▸ Exercise requirements:
Transcribe the material verbatim in full; the pictures do not belong in the copy.

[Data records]
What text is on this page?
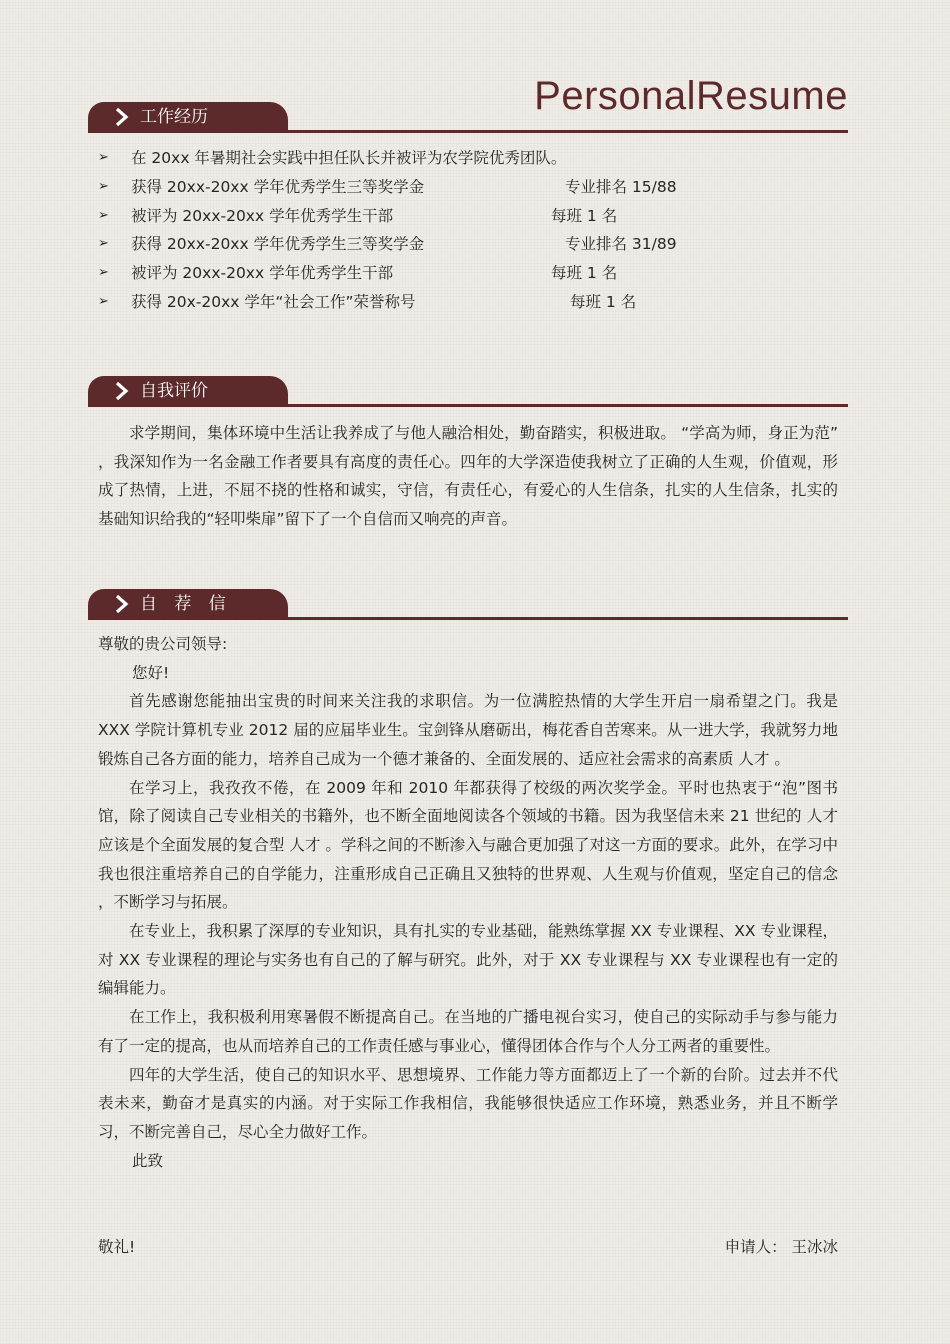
PersonalResume
工作经历
➢ 在 20xx 年暑期社会实践中担任队长并被评为农学院优秀团队。
➢ 获得 20xx-20xx 学年优秀学生三等奖学金	专业排名 15/88
➢ 被评为 20xx-20xx 学年优秀学生干部	每班 1 名
➢ 获得 20xx-20xx 学年优秀学生三等奖学金	专业排名 31/89
➢ 被评为 20xx-20xx 学年优秀学生干部	每班 1 名
➢ 获得 20x-20xx 学年“社会工作”荣誉称号	每班 1 名
自我评价

求学期间，集体环境中生活让我养成了与他人融洽相处，勤奋踏实，积极进取。 “学高为师，身正为范” ，我深知作为一名金融工作者要具有高度的责任心。四年的大学深造使我树立了正确的人生观，价值观，形成了热情，上进，不屈不挠的性格和诚实，守信，有责任心，有爱心的人生信条，扎实的人生信条，扎实的基础知识给我的“轻叩柴扉”留下了一个自信而又响亮的声音。

自 荐 信
尊敬的贵公司领导:
您好!

首先感谢您能抽出宝贵的时间来关注我的求职信。为一位满腔热情的大学生开启一扇希望之门。我是 XXX 学院计算机专业 2012 届的应届毕业生。宝剑锋从磨砺出，梅花香自苦寒来。从一进大学，我就努力地锻炼自己各方面的能力，培养自己成为一个德才兼备的、全面发展的、适应社会需求的高素质 人才 。

在学习上，我孜孜不倦，在 2009 年和 2010 年都获得了校级的两次奖学金。平时也热衷于“泡”图书馆，除了阅读自己专业相关的书籍外，也不断全面地阅读各个领域的书籍。因为我坚信未来 21 世纪的 人才 应该是个全面发展的复合型 人才 。学科之间的不断渗入与融合更加强了对这一方面的要求。此外，在学习中我也很注重培养自己的自学能力，注重形成自己正确且又独特的世界观、人生观与价值观，坚定自己的信念 ，不断学习与拓展。

在专业上，我积累了深厚的专业知识，具有扎实的专业基础，能熟练掌握 XX 专业课程、XX 专业课程，对 XX 专业课程的理论与实务也有自己的了解与研究。此外，对于 XX 专业课程与 XX 专业课程也有一定的编辑能力。

在工作上，我积极利用寒暑假不断提高自己。在当地的广播电视台实习，使自己的实际动手与参与能力有了一定的提高，也从而培养自己的工作责任感与事业心，懂得团体合作与个人分工两者的重要性。

四年的大学生活，使自己的知识水平、思想境界、工作能力等方面都迈上了一个新的台阶。过去并不代表未来，勤奋才是真实的内涵。对于实际工作我相信，我能够很快适应工作环境，熟悉业务，并且不断学习，不断完善自己，尽心全力做好工作。

此致
敬礼!	申请人： 王冰冰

▸ The output:
What text is on this page?
PersonalResume
工作经历
➢ 在 20xx 年暑期社会实践中担任队长并被评为农学院优秀团队。
➢ 获得 20xx-20xx 学年优秀学生三等奖学金	专业排名 15/88
➢ 被评为 20xx-20xx 学年优秀学生干部	每班 1 名
➢ 获得 20xx-20xx 学年优秀学生三等奖学金	专业排名 31/89
➢ 被评为 20xx-20xx 学年优秀学生干部	每班 1 名
➢ 获得 20x-20xx 学年“社会工作”荣誉称号	每班 1 名
自我评价

求学期间，集体环境中生活让我养成了与他人融洽相处，勤奋踏实，积极进取。 “学高为师，身正为范” ，我深知作为一名金融工作者要具有高度的责任心。四年的大学深造使我树立了正确的人生观，价值观，形成了热情，上进，不屈不挠的性格和诚实，守信，有责任心，有爱心的人生信条，扎实的人生信条，扎实的基础知识给我的“轻叩柴扉”留下了一个自信而又响亮的声音。

自 荐 信
尊敬的贵公司领导:
您好!

首先感谢您能抽出宝贵的时间来关注我的求职信。为一位满腔热情的大学生开启一扇希望之门。我是 XXX 学院计算机专业 2012 届的应届毕业生。宝剑锋从磨砺出，梅花香自苦寒来。从一进大学，我就努力地锻炼自己各方面的能力，培养自己成为一个德才兼备的、全面发展的、适应社会需求的高素质 人才 。

在学习上，我孜孜不倦，在 2009 年和 2010 年都获得了校级的两次奖学金。平时也热衷于“泡”图书馆，除了阅读自己专业相关的书籍外，也不断全面地阅读各个领域的书籍。因为我坚信未来 21 世纪的 人才 应该是个全面发展的复合型 人才 。学科之间的不断渗入与融合更加强了对这一方面的要求。此外，在学习中我也很注重培养自己的自学能力，注重形成自己正确且又独特的世界观、人生观与价值观，坚定自己的信念 ，不断学习与拓展。

在专业上，我积累了深厚的专业知识，具有扎实的专业基础，能熟练掌握 XX 专业课程、XX 专业课程，对 XX 专业课程的理论与实务也有自己的了解与研究。此外，对于 XX 专业课程与 XX 专业课程也有一定的编辑能力。

在工作上，我积极利用寒暑假不断提高自己。在当地的广播电视台实习，使自己的实际动手与参与能力有了一定的提高，也从而培养自己的工作责任感与事业心，懂得团体合作与个人分工两者的重要性。

四年的大学生活，使自己的知识水平、思想境界、工作能力等方面都迈上了一个新的台阶。过去并不代表未来，勤奋才是真实的内涵。对于实际工作我相信，我能够很快适应工作环境，熟悉业务，并且不断学习，不断完善自己，尽心全力做好工作。

此致
敬礼!	申请人： 王冰冰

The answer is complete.